====== Listed entries ======

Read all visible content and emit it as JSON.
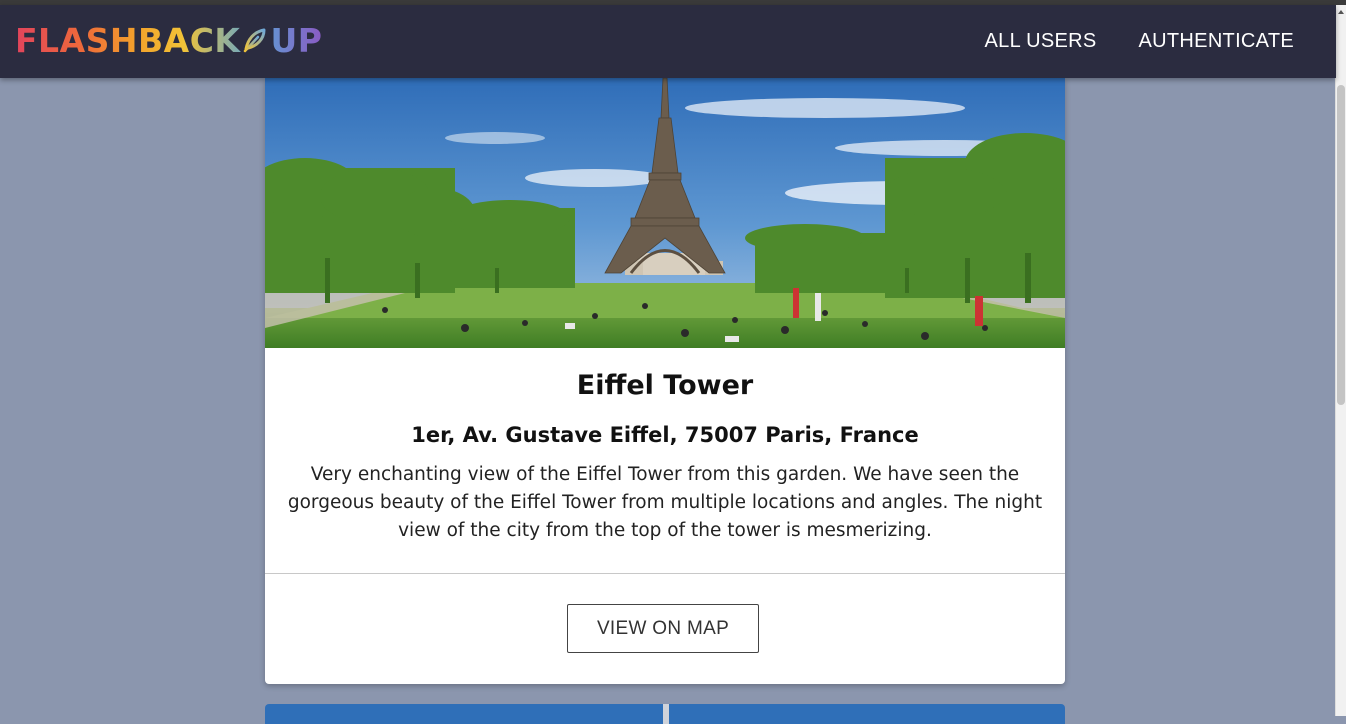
{
  "navbar": {
    "logo_left": "FLASHBACK",
    "logo_right": "UP",
    "logo_icon": "feather-icon",
    "links": [
      "ALL USERS",
      "AUTHENTICATE"
    ]
  },
  "place_card": {
    "image": "eiffel-tower-photo",
    "title": "Eiffel Tower",
    "address": "1er, Av. Gustave Eiffel, 75007 Paris, France",
    "description": "Very enchanting view of the Eiffel Tower from this garden. We have seen the gorgeous beauty of the Eiffel Tower from multiple locations and angles. The night view of the city from the top of the tower is mesmerizing.",
    "button_label": "VIEW ON MAP"
  },
  "colors": {
    "navbar_bg": "#2b2c40",
    "page_bg": "#8b96ae",
    "card_bg": "#ffffff"
  }
}
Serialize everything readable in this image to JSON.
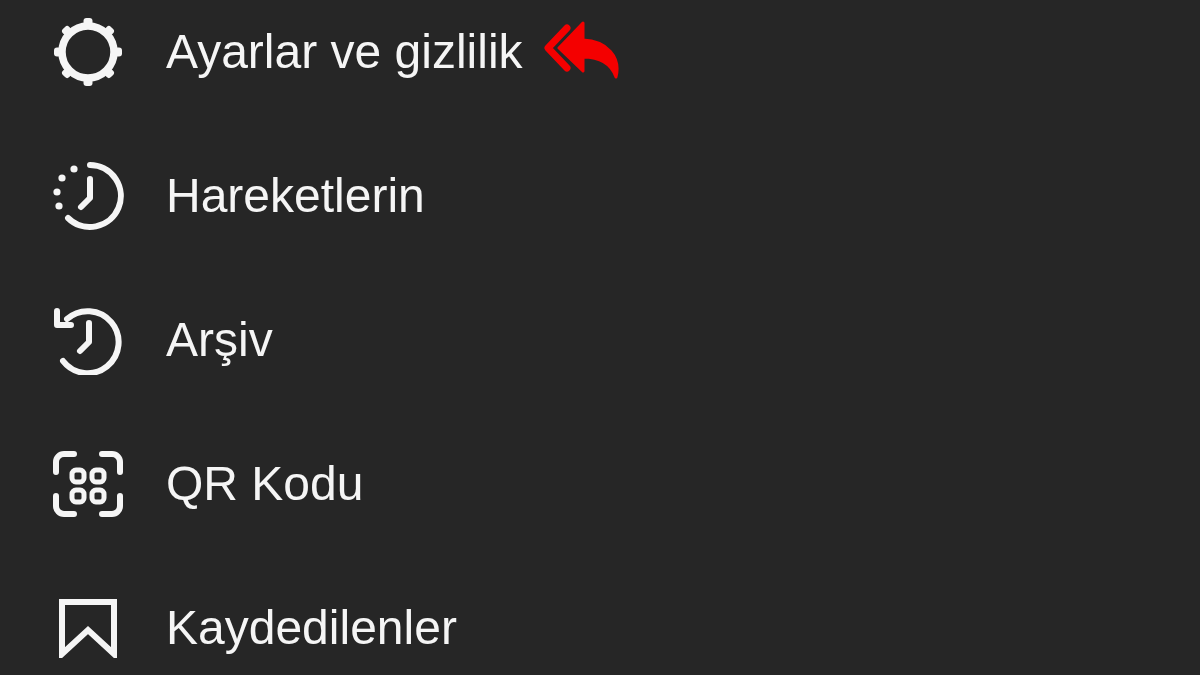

======

Directions:
Return all of the entries exactly as written, but drop any pictures they hold.

Result of the task:
Read all visible content and emit it as JSON.
{
  "navbar": {
    "logo_left": "FLASHBACK",
    "logo_right": "UP",
    "logo_icon": "feather-icon",
    "links": [
      "ALL USERS",
      "AUTHENTICATE"
    ]
  },
  "place_card": {
    "image": "eiffel-tower-photo",
    "title": "Eiffel Tower",
    "address": "1er, Av. Gustave Eiffel, 75007 Paris, France",
    "description": "Very enchanting view of the Eiffel Tower from this garden. We have seen the gorgeous beauty of the Eiffel Tower from multiple locations and angles. The night view of the city from the top of the tower is mesmerizing.",
    "button_label": "VIEW ON MAP"
  },
  "colors": {
    "navbar_bg": "#2b2c40",
    "page_bg": "#8b96ae",
    "card_bg": "#ffffff"
  }
}
Serialize everything readable in this image to JSON.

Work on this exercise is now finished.